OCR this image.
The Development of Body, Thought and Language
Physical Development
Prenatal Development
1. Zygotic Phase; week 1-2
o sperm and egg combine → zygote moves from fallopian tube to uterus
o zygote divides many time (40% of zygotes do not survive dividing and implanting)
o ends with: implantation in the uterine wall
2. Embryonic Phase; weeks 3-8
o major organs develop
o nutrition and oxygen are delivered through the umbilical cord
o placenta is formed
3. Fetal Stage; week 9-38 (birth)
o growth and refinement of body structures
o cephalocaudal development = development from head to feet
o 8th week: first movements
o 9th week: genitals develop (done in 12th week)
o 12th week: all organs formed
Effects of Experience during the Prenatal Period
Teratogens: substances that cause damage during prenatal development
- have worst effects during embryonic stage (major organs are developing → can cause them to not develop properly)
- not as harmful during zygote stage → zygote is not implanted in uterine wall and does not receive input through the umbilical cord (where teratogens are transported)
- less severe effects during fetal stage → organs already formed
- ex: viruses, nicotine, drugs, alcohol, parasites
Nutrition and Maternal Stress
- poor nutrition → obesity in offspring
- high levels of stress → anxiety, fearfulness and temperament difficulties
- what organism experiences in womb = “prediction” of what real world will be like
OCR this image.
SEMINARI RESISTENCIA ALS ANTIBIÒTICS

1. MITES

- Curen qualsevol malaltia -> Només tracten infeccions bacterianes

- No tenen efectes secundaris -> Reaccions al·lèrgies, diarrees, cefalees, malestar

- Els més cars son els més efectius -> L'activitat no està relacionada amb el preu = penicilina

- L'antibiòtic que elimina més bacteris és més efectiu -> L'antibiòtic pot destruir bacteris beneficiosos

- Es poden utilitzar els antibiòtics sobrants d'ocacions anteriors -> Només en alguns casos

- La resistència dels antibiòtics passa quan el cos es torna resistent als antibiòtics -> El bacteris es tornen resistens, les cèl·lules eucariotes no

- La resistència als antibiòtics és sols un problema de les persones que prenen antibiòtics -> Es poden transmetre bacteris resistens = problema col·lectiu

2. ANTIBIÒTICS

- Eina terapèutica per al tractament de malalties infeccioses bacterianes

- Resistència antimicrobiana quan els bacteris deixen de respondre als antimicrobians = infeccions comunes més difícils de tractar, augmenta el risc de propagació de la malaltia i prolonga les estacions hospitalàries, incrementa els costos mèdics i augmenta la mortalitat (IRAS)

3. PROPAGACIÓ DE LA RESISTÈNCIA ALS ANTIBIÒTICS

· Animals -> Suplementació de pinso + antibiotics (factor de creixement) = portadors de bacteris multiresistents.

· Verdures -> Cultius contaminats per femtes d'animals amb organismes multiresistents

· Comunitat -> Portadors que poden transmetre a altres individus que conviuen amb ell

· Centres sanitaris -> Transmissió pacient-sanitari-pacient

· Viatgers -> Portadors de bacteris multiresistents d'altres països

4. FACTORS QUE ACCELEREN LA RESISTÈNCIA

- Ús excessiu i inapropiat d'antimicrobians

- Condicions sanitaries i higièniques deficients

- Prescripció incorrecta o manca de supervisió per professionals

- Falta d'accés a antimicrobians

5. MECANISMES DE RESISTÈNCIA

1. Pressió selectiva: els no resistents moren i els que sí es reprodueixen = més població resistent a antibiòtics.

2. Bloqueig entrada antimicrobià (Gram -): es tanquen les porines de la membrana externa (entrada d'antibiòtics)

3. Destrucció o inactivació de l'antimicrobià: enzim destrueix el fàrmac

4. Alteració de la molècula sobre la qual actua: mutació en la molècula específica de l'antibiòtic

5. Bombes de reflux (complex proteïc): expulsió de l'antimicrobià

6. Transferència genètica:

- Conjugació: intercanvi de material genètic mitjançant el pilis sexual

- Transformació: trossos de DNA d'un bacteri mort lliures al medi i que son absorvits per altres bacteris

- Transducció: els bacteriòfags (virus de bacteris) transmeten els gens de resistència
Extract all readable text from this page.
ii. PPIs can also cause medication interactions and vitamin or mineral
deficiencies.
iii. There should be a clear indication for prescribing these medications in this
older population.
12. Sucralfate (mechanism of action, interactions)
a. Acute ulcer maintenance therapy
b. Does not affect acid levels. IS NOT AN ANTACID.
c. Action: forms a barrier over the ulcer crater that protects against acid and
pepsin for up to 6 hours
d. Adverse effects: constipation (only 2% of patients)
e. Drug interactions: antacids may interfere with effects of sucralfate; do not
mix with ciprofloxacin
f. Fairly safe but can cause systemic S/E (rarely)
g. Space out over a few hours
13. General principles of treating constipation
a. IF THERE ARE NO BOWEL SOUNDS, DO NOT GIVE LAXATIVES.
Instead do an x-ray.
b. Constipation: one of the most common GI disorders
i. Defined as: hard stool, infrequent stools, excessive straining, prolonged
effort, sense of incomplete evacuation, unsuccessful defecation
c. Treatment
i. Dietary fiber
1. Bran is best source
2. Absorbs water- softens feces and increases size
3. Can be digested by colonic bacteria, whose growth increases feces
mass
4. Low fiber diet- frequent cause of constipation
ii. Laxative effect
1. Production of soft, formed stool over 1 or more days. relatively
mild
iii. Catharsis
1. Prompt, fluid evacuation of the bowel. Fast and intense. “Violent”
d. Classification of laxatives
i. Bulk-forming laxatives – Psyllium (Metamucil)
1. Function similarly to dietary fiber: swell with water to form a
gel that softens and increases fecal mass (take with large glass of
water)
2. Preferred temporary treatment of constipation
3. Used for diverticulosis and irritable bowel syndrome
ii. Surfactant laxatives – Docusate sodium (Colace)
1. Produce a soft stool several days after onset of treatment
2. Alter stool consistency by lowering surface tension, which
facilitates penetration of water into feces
..............................
• **Description of the task**: Retype the listing above word for word.

• **Task output**:
OCR this image.
The Development of Body, Thought and Language
Physical Development
Prenatal Development
1. Zygotic Phase; week 1-2
o sperm and egg combine → zygote moves from fallopian tube to uterus
o zygote divides many time (40% of zygotes do not survive dividing and implanting)
o ends with: implantation in the uterine wall
2. Embryonic Phase; weeks 3-8
o major organs develop
o nutrition and oxygen are delivered through the umbilical cord
o placenta is formed
3. Fetal Stage; week 9-38 (birth)
o growth and refinement of body structures
o cephalocaudal development = development from head to feet
o 8th week: first movements
o 9th week: genitals develop (done in 12th week)
o 12th week: all organs formed
Effects of Experience during the Prenatal Period
Teratogens: substances that cause damage during prenatal development
- have worst effects during embryonic stage (major organs are developing → can cause them to not develop properly)
- not as harmful during zygote stage → zygote is not implanted in uterine wall and does not receive input through the umbilical cord (where teratogens are transported)
- less severe effects during fetal stage → organs already formed
- ex: viruses, nicotine, drugs, alcohol, parasites
Nutrition and Maternal Stress
- poor nutrition → obesity in offspring
- high levels of stress → anxiety, fearfulness and temperament difficulties
- what organism experiences in womb = “prediction” of what real world will be like
OCR this image.
SEMINARI RESISTENCIA ALS ANTIBIÒTICS

1. MITES

- Curen qualsevol malaltia -> Només tracten infeccions bacterianes

- No tenen efectes secundaris -> Reaccions al·lèrgies, diarrees, cefalees, malestar

- Els més cars son els més efectius -> L'activitat no està relacionada amb el preu = penicilina

- L'antibiòtic que elimina més bacteris és més efectiu -> L'antibiòtic pot destruir bacteris beneficiosos

- Es poden utilitzar els antibiòtics sobrants d'ocacions anteriors -> Només en alguns casos

- La resistència dels antibiòtics passa quan el cos es torna resistent als antibiòtics -> El bacteris es tornen resistens, les cèl·lules eucariotes no

- La resistència als antibiòtics és sols un problema de les persones que prenen antibiòtics -> Es poden transmetre bacteris resistens = problema col·lectiu

2. ANTIBIÒTICS

- Eina terapèutica per al tractament de malalties infeccioses bacterianes

- Resistència antimicrobiana quan els bacteris deixen de respondre als antimicrobians = infeccions comunes més difícils de tractar, augmenta el risc de propagació de la malaltia i prolonga les estacions hospitalàries, incrementa els costos mèdics i augmenta la mortalitat (IRAS)

3. PROPAGACIÓ DE LA RESISTÈNCIA ALS ANTIBIÒTICS

· Animals -> Suplementació de pinso + antibiotics (factor de creixement) = portadors de bacteris multiresistents.

· Verdures -> Cultius contaminats per femtes d'animals amb organismes multiresistents

· Comunitat -> Portadors que poden transmetre a altres individus que conviuen amb ell

· Centres sanitaris -> Transmissió pacient-sanitari-pacient

· Viatgers -> Portadors de bacteris multiresistents d'altres països

4. FACTORS QUE ACCELEREN LA RESISTÈNCIA

- Ús excessiu i inapropiat d'antimicrobians

- Condicions sanitaries i higièniques deficients

- Prescripció incorrecta o manca de supervisió per professionals

- Falta d'accés a antimicrobians

5. MECANISMES DE RESISTÈNCIA

1. Pressió selectiva: els no resistents moren i els que sí es reprodueixen = més població resistent a antibiòtics.

2. Bloqueig entrada antimicrobià (Gram -): es tanquen les porines de la membrana externa (entrada d'antibiòtics)

3. Destrucció o inactivació de l'antimicrobià: enzim destrueix el fàrmac

4. Alteració de la molècula sobre la qual actua: mutació en la molècula específica de l'antibiòtic

5. Bombes de reflux (complex proteïc): expulsió de l'antimicrobià

6. Transferència genètica:

- Conjugació: intercanvi de material genètic mitjançant el pilis sexual

- Transformació: trossos de DNA d'un bacteri mort lliures al medi i que son absorvits per altres bacteris

- Transducció: els bacteriòfags (virus de bacteris) transmeten els gens de resistència
Extract all readable text from this page.
ii. PPIs can also cause medication interactions and vitamin or mineral
deficiencies.
iii. There should be a clear indication for prescribing these medications in this
older population.
12. Sucralfate (mechanism of action, interactions)
a. Acute ulcer maintenance therapy
b. Does not affect acid levels. IS NOT AN ANTACID.
c. Action: forms a barrier over the ulcer crater that protects against acid and
pepsin for up to 6 hours
d. Adverse effects: constipation (only 2% of patients)
e. Drug interactions: antacids may interfere with effects of sucralfate; do not
mix with ciprofloxacin
f. Fairly safe but can cause systemic S/E (rarely)
g. Space out over a few hours
13. General principles of treating constipation
a. IF THERE ARE NO BOWEL SOUNDS, DO NOT GIVE LAXATIVES.
Instead do an x-ray.
b. Constipation: one of the most common GI disorders
i. Defined as: hard stool, infrequent stools, excessive straining, prolonged
effort, sense of incomplete evacuation, unsuccessful defecation
c. Treatment
i. Dietary fiber
1. Bran is best source
2. Absorbs water- softens feces and increases size
3. Can be digested by colonic bacteria, whose growth increases feces
mass
4. Low fiber diet- frequent cause of constipation
ii. Laxative effect
1. Production of soft, formed stool over 1 or more days. relatively
mild
iii. Catharsis
1. Prompt, fluid evacuation of the bowel. Fast and intense. “Violent”
d. Classification of laxatives
i. Bulk-forming laxatives – Psyllium (Metamucil)
1. Function similarly to dietary fiber: swell with water to form a
gel that softens and increases fecal mass (take with large glass of
water)
2. Preferred temporary treatment of constipation
3. Used for diverticulosis and irritable bowel syndrome
ii. Surfactant laxatives – Docusate sodium (Colace)
1. Produce a soft stool several days after onset of treatment
2. Alter stool consistency by lowering surface tension, which
facilitates penetration of water into feces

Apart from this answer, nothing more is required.